Page excerpt >>
After B died, it was found that he left an estate of several thousand dollars, and A then decided to claim $1,500 as reimbursement for the care and maintenance she had furnished him. B's children paid her this amount in 1958, and she reported the $1,500, less $500 estimated expenses, as income derived in 1958 from the business of caring for and nursing her brother-in-law.

Section 211(a) of the Social Security Act provides that the term "net earnings from self-employment" means the gross income, as computed under subtitle A of the Internal Revenue Code of 1954, derived by an individual from any trade or business carried on by such individual, less the deductions allowed under such subtitle which are attributable to such trade or business.

Section 211(c) of the Act provides that the term "trade or business," when used with reference to self-employment income or net earnings from self-employment, shall have the same meaning as when used in section 162 of the Internal Revenue Code of 1954, with certain exceptions not relevant here.

In determining the existence or nonexistence of a trade or business, factors taken into consideration include: (1) whether the activity was initiated and performed with a profit motive; (2) whether it was regular and continuous; (3) whether it was engaged in as a regular occupation or calling; and (4) whether the individual held himself out to others as being engaged in the selling of goods or services. No single factor is controlling, and each individual case must be resolved on its own merits with due consideration of the entire factual situation.

Rows >>

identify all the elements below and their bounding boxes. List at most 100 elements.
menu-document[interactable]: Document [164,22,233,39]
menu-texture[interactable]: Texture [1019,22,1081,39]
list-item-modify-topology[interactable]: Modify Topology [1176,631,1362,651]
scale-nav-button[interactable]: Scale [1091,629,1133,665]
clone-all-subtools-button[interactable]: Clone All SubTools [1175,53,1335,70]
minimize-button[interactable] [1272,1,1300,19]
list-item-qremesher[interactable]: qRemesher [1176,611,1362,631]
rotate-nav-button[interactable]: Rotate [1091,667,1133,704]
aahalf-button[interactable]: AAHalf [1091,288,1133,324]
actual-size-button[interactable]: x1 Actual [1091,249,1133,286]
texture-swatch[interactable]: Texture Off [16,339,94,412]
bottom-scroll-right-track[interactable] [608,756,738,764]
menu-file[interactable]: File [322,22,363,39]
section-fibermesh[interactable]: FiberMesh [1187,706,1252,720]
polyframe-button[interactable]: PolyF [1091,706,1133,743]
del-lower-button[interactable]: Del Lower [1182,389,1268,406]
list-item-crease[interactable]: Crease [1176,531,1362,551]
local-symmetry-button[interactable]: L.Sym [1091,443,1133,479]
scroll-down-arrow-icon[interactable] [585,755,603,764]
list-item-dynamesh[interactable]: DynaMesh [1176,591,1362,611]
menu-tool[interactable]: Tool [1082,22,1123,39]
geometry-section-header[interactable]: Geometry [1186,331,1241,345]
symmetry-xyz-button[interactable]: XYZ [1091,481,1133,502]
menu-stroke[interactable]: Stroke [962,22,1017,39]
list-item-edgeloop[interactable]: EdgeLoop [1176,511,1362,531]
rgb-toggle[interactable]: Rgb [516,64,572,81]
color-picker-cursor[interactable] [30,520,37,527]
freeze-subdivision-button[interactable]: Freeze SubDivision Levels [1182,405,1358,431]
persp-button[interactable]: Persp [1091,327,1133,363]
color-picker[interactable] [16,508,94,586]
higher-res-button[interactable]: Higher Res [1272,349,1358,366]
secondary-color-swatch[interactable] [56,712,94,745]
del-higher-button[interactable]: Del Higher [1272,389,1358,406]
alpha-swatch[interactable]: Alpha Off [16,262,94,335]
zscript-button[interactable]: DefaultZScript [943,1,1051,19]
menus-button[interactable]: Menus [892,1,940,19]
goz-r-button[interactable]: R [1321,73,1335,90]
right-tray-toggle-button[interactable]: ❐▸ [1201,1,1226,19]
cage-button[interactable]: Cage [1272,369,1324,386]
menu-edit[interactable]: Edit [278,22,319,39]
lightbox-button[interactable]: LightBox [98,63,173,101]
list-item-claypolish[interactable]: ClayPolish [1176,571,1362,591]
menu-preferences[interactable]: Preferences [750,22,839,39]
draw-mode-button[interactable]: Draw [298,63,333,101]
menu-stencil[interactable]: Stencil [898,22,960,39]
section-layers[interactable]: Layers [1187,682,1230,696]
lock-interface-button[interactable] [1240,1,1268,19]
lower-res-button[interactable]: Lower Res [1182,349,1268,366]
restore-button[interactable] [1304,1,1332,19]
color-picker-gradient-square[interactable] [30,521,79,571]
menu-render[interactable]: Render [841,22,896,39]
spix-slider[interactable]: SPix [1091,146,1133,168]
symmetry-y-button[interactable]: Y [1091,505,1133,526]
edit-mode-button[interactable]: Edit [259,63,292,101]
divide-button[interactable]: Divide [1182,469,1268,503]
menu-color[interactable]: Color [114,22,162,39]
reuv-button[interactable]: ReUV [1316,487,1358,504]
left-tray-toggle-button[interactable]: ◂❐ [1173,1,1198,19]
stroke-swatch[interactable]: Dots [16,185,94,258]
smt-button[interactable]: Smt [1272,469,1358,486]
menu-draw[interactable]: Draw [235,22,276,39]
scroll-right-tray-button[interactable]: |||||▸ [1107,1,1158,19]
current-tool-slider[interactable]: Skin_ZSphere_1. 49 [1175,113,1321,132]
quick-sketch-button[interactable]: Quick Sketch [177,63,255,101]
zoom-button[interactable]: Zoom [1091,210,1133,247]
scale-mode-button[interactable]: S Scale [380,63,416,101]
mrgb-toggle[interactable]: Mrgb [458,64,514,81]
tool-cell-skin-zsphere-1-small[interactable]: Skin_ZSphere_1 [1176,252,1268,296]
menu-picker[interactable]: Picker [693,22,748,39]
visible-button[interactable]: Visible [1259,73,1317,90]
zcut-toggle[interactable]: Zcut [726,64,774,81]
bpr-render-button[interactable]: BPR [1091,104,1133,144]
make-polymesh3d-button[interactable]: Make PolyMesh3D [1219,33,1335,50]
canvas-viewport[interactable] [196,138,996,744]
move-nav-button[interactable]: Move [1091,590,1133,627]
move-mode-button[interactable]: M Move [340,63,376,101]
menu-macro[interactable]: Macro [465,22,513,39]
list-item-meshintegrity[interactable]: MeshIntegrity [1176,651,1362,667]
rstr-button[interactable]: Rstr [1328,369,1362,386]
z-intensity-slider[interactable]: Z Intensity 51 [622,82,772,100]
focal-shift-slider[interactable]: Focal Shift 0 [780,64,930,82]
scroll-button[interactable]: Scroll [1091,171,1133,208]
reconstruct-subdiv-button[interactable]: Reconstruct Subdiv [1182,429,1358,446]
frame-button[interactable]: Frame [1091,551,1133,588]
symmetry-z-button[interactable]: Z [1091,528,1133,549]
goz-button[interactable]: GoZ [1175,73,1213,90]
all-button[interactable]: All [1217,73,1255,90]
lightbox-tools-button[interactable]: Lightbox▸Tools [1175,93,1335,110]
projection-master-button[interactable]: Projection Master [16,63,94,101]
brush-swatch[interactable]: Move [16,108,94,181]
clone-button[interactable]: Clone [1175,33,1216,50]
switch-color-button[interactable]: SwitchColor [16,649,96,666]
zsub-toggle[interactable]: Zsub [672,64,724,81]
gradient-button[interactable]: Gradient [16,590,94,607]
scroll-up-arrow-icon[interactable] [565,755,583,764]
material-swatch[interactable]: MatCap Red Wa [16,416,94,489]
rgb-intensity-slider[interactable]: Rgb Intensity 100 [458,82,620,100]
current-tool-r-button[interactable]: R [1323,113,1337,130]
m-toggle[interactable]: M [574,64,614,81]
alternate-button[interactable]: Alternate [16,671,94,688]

Written instruction A >> Translate this sentence from the self-employment income excerpt into Spanish: "No single factor is controlling, and each individual case must be resolved on its own merits with due consideration of the entire factual situation."
Written instruction B >> Carry on writing the self-employment income excerpt, starting right after its final sentence.
The listing has no role in this work.

Task output A >> Ningún factor por sí solo es determinante, y cada caso individual debe resolverse según sus propios méritos, teniendo debidamente en cuenta la totalidad de la situación de hecho.

Task output B >>
The services A performed and the providing of a home for B were not activities initiated for the production of income. A did not hold herself out to others as being engaged in a profit-making enterprise. The performance of the activities arose from the natural love and affection existing between relatives and A did not have any reasonable expectation that she would profit from such services.

Accordingly, it is held that A was not engaged in a "trade or business" within the meaning of section 211(c) of the Act in performing services for R, and the payment she received for such services is not includible in computing her "net earnings from self-employment." Therefore, A's net earnings for 1958 for the purpose of computing the amount of her old-age insurance benefit are $850, the amount she derived from the operation of her farm.